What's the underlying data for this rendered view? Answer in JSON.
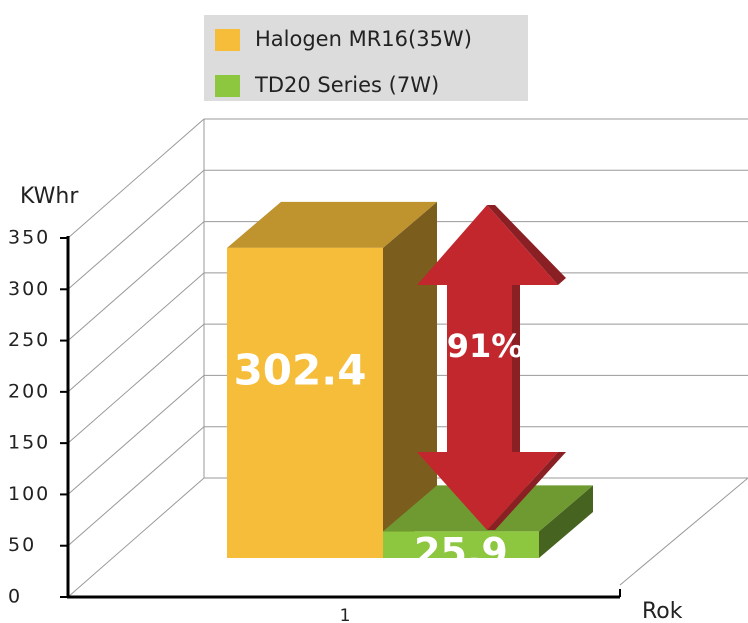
{
  "chart_data": {
    "type": "bar3d",
    "categories": [
      "1"
    ],
    "series": [
      {
        "name": "Halogen MR16(35W)",
        "color": "#f5bd3a",
        "values": [
          302.4
        ]
      },
      {
        "name": "TD20 Series (7W)",
        "color": "#8dc63f",
        "values": [
          25.9
        ]
      }
    ],
    "ylim": [
      0,
      350
    ],
    "yticks": [
      0,
      50,
      100,
      150,
      200,
      250,
      300,
      350
    ],
    "y_label": "KWhr",
    "x_label": "Rok",
    "annotation": "91%",
    "grid": true
  }
}
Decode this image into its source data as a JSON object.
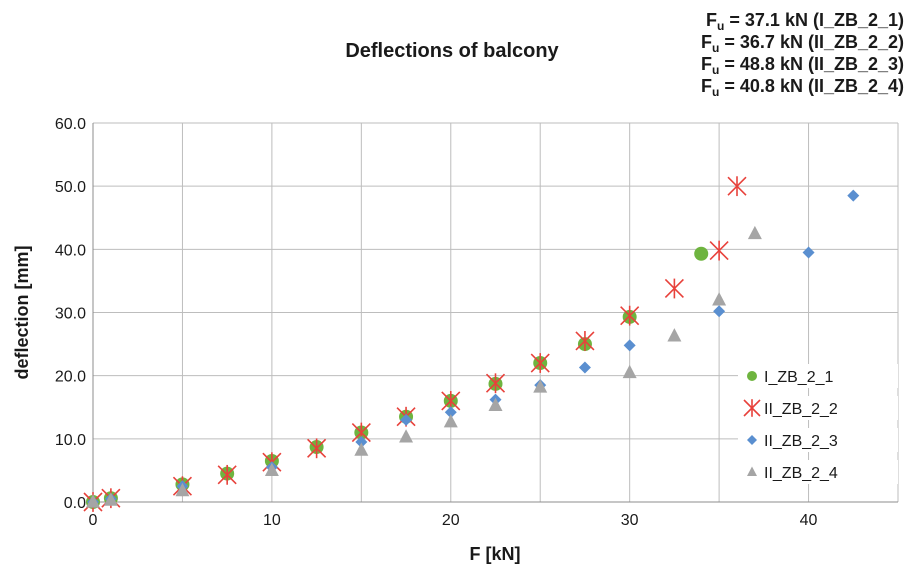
{
  "chart_data": {
    "type": "scatter",
    "title": "Deflections of balcony",
    "xlabel": "F [kN]",
    "ylabel": "deflection [mm]",
    "xlim": [
      0,
      45
    ],
    "ylim": [
      0,
      60
    ],
    "x_ticks": [
      "0",
      "10",
      "20",
      "30",
      "40"
    ],
    "y_ticks": [
      "0.0",
      "10.0",
      "20.0",
      "30.0",
      "40.0",
      "50.0",
      "60.0"
    ],
    "grid": true,
    "legend_position": "right",
    "annotations": [
      {
        "prefix": "F",
        "sub": "u",
        "text": " = 37.1 kN (I_ZB_2_1)"
      },
      {
        "prefix": "F",
        "sub": "u",
        "text": " = 36.7 kN (II_ZB_2_2)"
      },
      {
        "prefix": "F",
        "sub": "u",
        "text": " = 48.8 kN (II_ZB_2_3)"
      },
      {
        "prefix": "F",
        "sub": "u",
        "text": " = 40.8 kN (II_ZB_2_4)"
      }
    ],
    "series": [
      {
        "name": "I_ZB_2_1",
        "marker": "circle",
        "color": "#6eb43f",
        "points": [
          [
            0,
            0
          ],
          [
            1,
            0.6
          ],
          [
            5,
            2.8
          ],
          [
            7.5,
            4.5
          ],
          [
            10,
            6.5
          ],
          [
            12.5,
            8.7
          ],
          [
            15,
            11
          ],
          [
            17.5,
            13.5
          ],
          [
            20,
            16
          ],
          [
            22.5,
            18.7
          ],
          [
            25,
            22
          ],
          [
            27.5,
            25
          ],
          [
            30,
            29.3
          ],
          [
            34,
            39.3
          ]
        ]
      },
      {
        "name": "II_ZB_2_2",
        "marker": "star",
        "color": "#e8413b",
        "points": [
          [
            0,
            0
          ],
          [
            1,
            0.6
          ],
          [
            5,
            2.5
          ],
          [
            7.5,
            4.3
          ],
          [
            10,
            6.3
          ],
          [
            12.5,
            8.5
          ],
          [
            15,
            11
          ],
          [
            17.5,
            13.5
          ],
          [
            20,
            16
          ],
          [
            22.5,
            18.8
          ],
          [
            25,
            22
          ],
          [
            27.5,
            25.5
          ],
          [
            30,
            29.5
          ],
          [
            32.5,
            33.8
          ],
          [
            35,
            39.8
          ],
          [
            36,
            50
          ]
        ]
      },
      {
        "name": "II_ZB_2_3",
        "marker": "diamond",
        "color": "#5a8fd0",
        "points": [
          [
            0,
            0
          ],
          [
            1,
            0.5
          ],
          [
            5,
            2.5
          ],
          [
            10,
            5.5
          ],
          [
            15,
            9.5
          ],
          [
            17.5,
            13
          ],
          [
            20,
            14.2
          ],
          [
            22.5,
            16.2
          ],
          [
            25,
            18.5
          ],
          [
            27.5,
            21.3
          ],
          [
            30,
            24.8
          ],
          [
            35,
            30.2
          ],
          [
            40,
            39.5
          ],
          [
            42.5,
            48.5
          ]
        ]
      },
      {
        "name": "II_ZB_2_4",
        "marker": "triangle",
        "color": "#a5a5a5",
        "points": [
          [
            0,
            0
          ],
          [
            1,
            0.3
          ],
          [
            5,
            1.8
          ],
          [
            10,
            5
          ],
          [
            15,
            8.2
          ],
          [
            17.5,
            10.3
          ],
          [
            20,
            12.7
          ],
          [
            22.5,
            15.3
          ],
          [
            25,
            18.2
          ],
          [
            30,
            20.5
          ],
          [
            32.5,
            26.3
          ],
          [
            35,
            32
          ],
          [
            37,
            42.5
          ]
        ]
      }
    ]
  }
}
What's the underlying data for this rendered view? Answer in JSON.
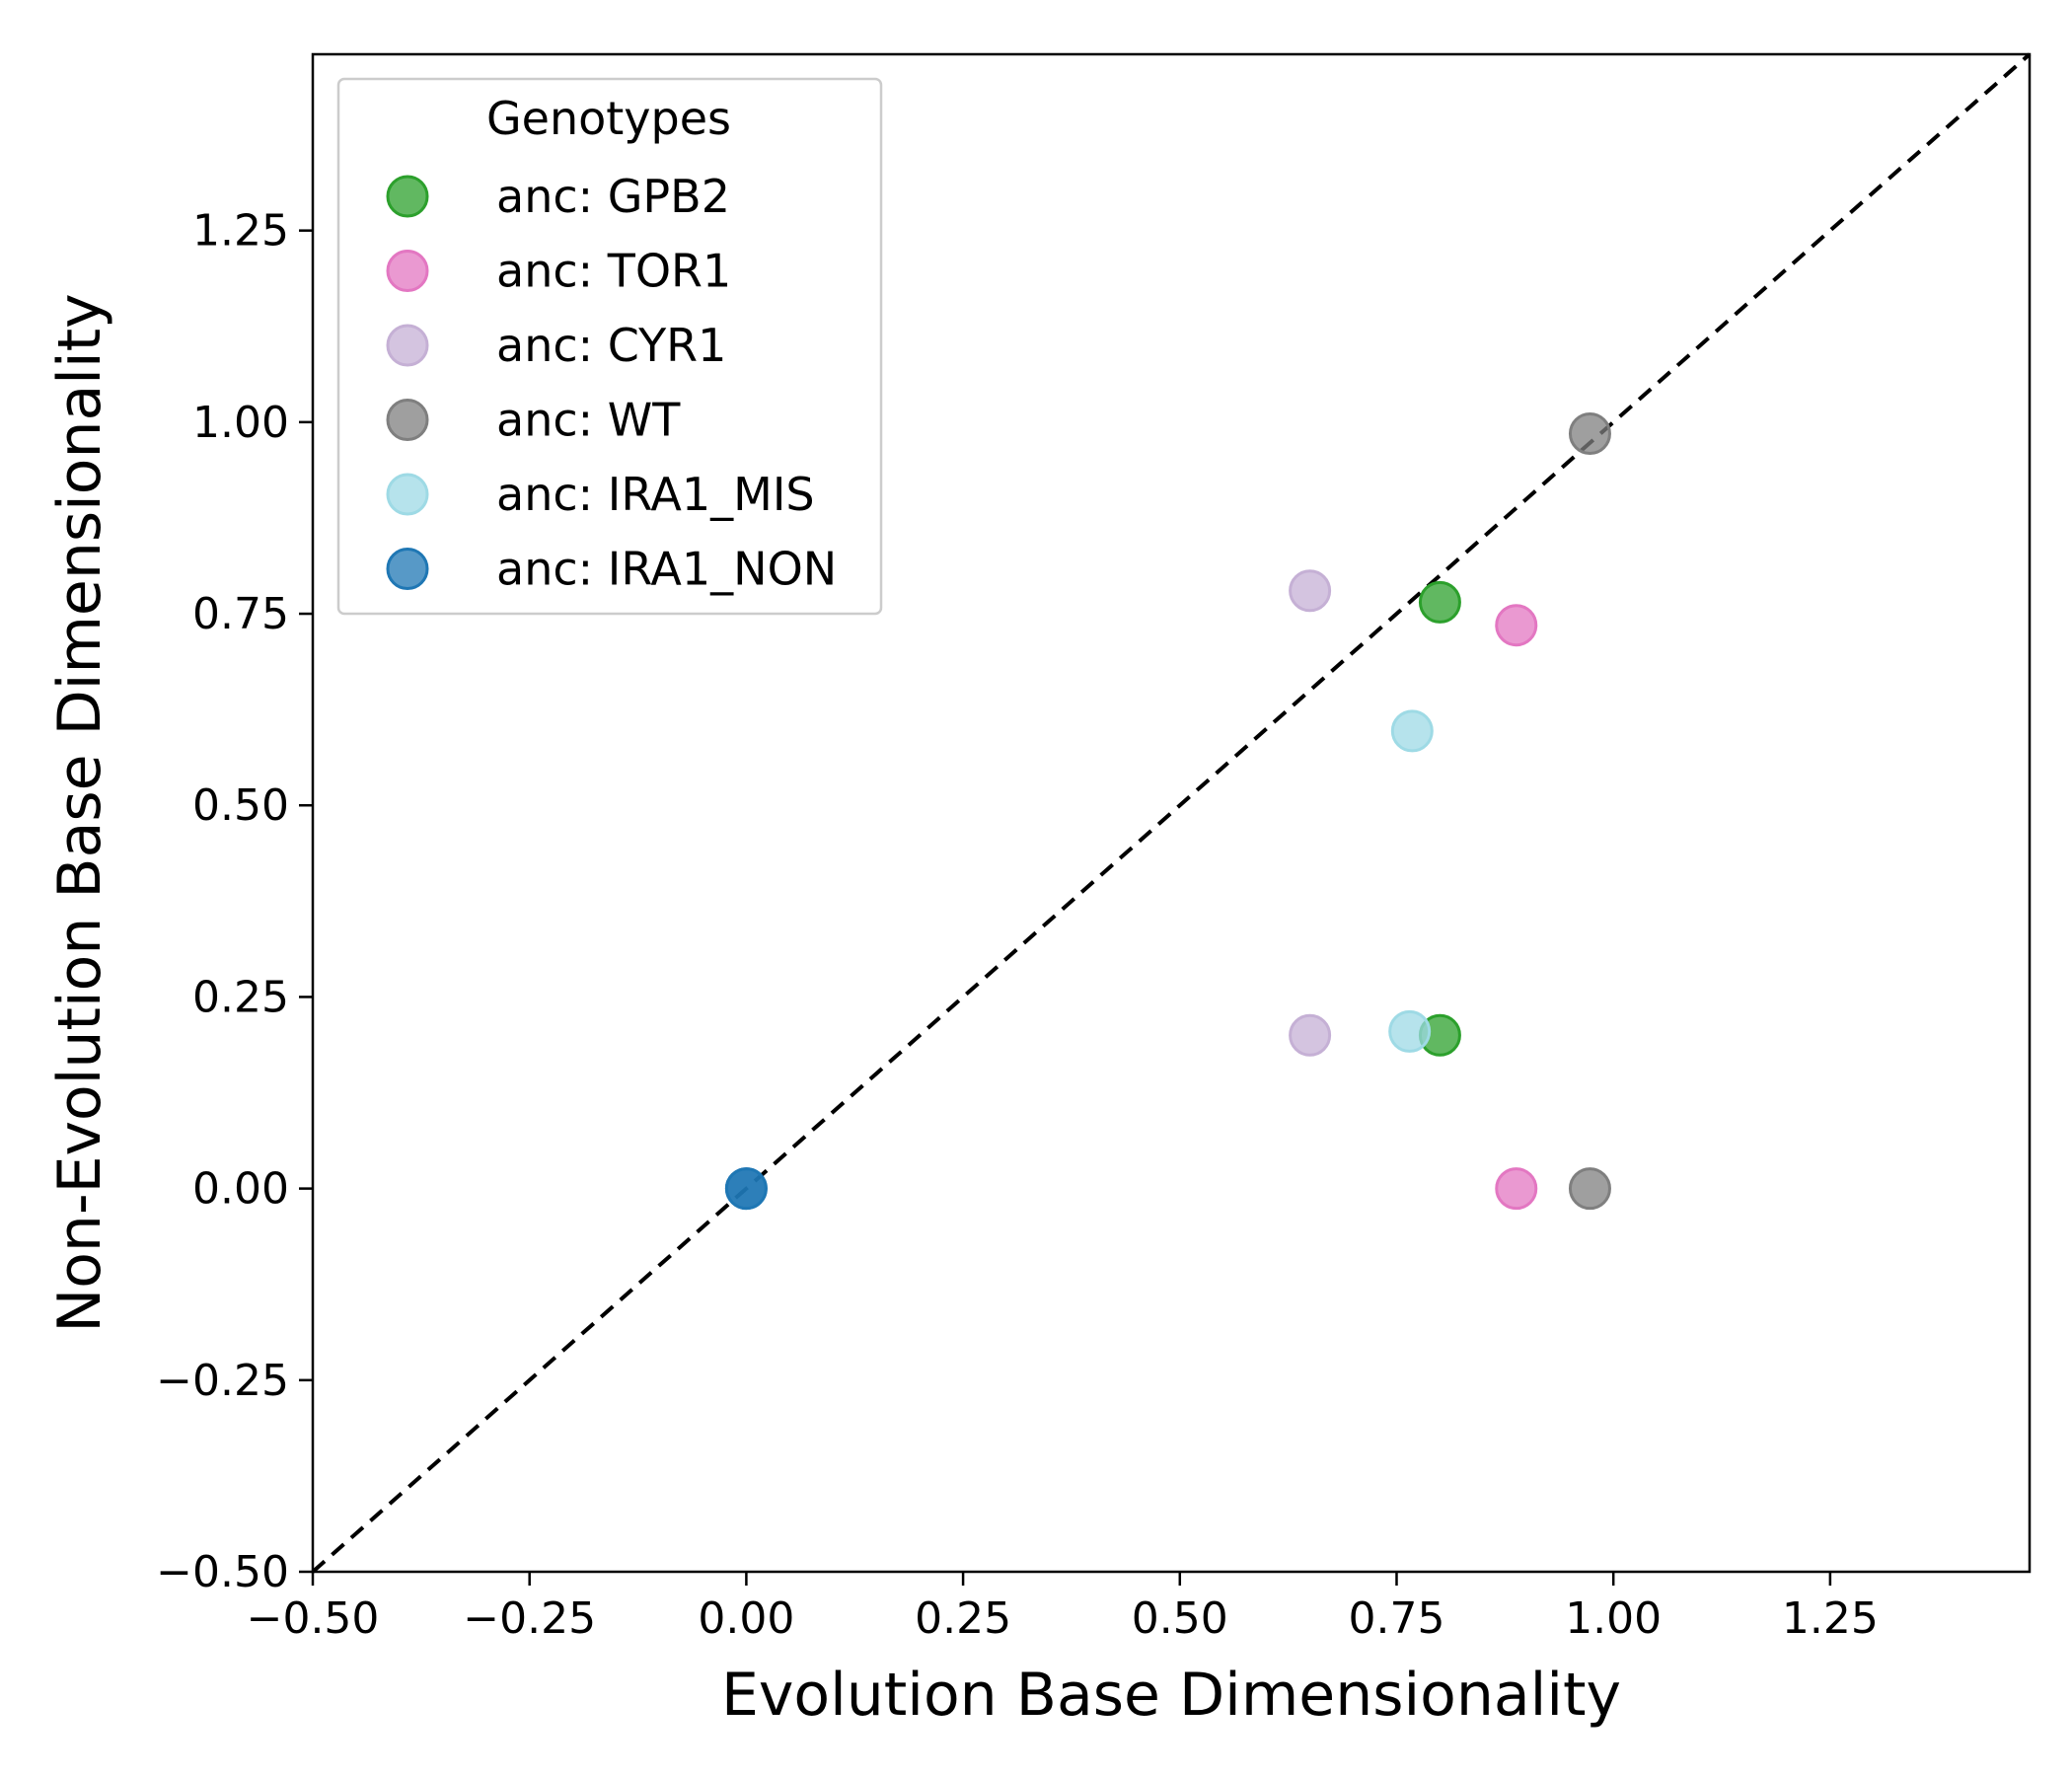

• [What to produce] Retype every record above exactly as written, but leave out the pictures.

• [Exercise result]
What's the underlying data for this rendered view? Answer in JSON.
{
  "chart_data": {
    "type": "bar3d",
    "categories": [
      "1"
    ],
    "series": [
      {
        "name": "Halogen MR16(35W)",
        "color": "#f5bd3a",
        "values": [
          302.4
        ]
      },
      {
        "name": "TD20 Series (7W)",
        "color": "#8dc63f",
        "values": [
          25.9
        ]
      }
    ],
    "ylim": [
      0,
      350
    ],
    "yticks": [
      0,
      50,
      100,
      150,
      200,
      250,
      300,
      350
    ],
    "y_label": "KWhr",
    "x_label": "Rok",
    "annotation": "91%",
    "grid": true
  }
}
Decode this image into its source data as a JSON object.
{
  "chart_data": {
    "type": "scatter",
    "title": "Deflections of balcony",
    "xlabel": "F [kN]",
    "ylabel": "deflection [mm]",
    "xlim": [
      0,
      45
    ],
    "ylim": [
      0,
      60
    ],
    "x_ticks": [
      "0",
      "10",
      "20",
      "30",
      "40"
    ],
    "y_ticks": [
      "0.0",
      "10.0",
      "20.0",
      "30.0",
      "40.0",
      "50.0",
      "60.0"
    ],
    "grid": true,
    "legend_position": "right",
    "annotations": [
      {
        "prefix": "F",
        "sub": "u",
        "text": " = 37.1 kN (I_ZB_2_1)"
      },
      {
        "prefix": "F",
        "sub": "u",
        "text": " = 36.7 kN (II_ZB_2_2)"
      },
      {
        "prefix": "F",
        "sub": "u",
        "text": " = 48.8 kN (II_ZB_2_3)"
      },
      {
        "prefix": "F",
        "sub": "u",
        "text": " = 40.8 kN (II_ZB_2_4)"
      }
    ],
    "series": [
      {
        "name": "I_ZB_2_1",
        "marker": "circle",
        "color": "#6eb43f",
        "points": [
          [
            0,
            0
          ],
          [
            1,
            0.6
          ],
          [
            5,
            2.8
          ],
          [
            7.5,
            4.5
          ],
          [
            10,
            6.5
          ],
          [
            12.5,
            8.7
          ],
          [
            15,
            11
          ],
          [
            17.5,
            13.5
          ],
          [
            20,
            16
          ],
          [
            22.5,
            18.7
          ],
          [
            25,
            22
          ],
          [
            27.5,
            25
          ],
          [
            30,
            29.3
          ],
          [
            34,
            39.3
          ]
        ]
      },
      {
        "name": "II_ZB_2_2",
        "marker": "star",
        "color": "#e8413b",
        "points": [
          [
            0,
            0
          ],
          [
            1,
            0.6
          ],
          [
            5,
            2.5
          ],
          [
            7.5,
            4.3
          ],
          [
            10,
            6.3
          ],
          [
            12.5,
            8.5
          ],
          [
            15,
            11
          ],
          [
            17.5,
            13.5
          ],
          [
            20,
            16
          ],
          [
            22.5,
            18.8
          ],
          [
            25,
            22
          ],
          [
            27.5,
            25.5
          ],
          [
            30,
            29.5
          ],
          [
            32.5,
            33.8
          ],
          [
            35,
            39.8
          ],
          [
            36,
            50
          ]
        ]
      },
      {
        "name": "II_ZB_2_3",
        "marker": "diamond",
        "color": "#5a8fd0",
        "points": [
          [
            0,
            0
          ],
          [
            1,
            0.5
          ],
          [
            5,
            2.5
          ],
          [
            10,
            5.5
          ],
          [
            15,
            9.5
          ],
          [
            17.5,
            13
          ],
          [
            20,
            14.2
          ],
          [
            22.5,
            16.2
          ],
          [
            25,
            18.5
          ],
          [
            27.5,
            21.3
          ],
          [
            30,
            24.8
          ],
          [
            35,
            30.2
          ],
          [
            40,
            39.5
          ],
          [
            42.5,
            48.5
          ]
        ]
      },
      {
        "name": "II_ZB_2_4",
        "marker": "triangle",
        "color": "#a5a5a5",
        "points": [
          [
            0,
            0
          ],
          [
            1,
            0.3
          ],
          [
            5,
            1.8
          ],
          [
            10,
            5
          ],
          [
            15,
            8.2
          ],
          [
            17.5,
            10.3
          ],
          [
            20,
            12.7
          ],
          [
            22.5,
            15.3
          ],
          [
            25,
            18.2
          ],
          [
            30,
            20.5
          ],
          [
            32.5,
            26.3
          ],
          [
            35,
            32
          ],
          [
            37,
            42.5
          ]
        ]
      }
    ]
  }
}
What's the underlying data for this rendered view? Answer in JSON.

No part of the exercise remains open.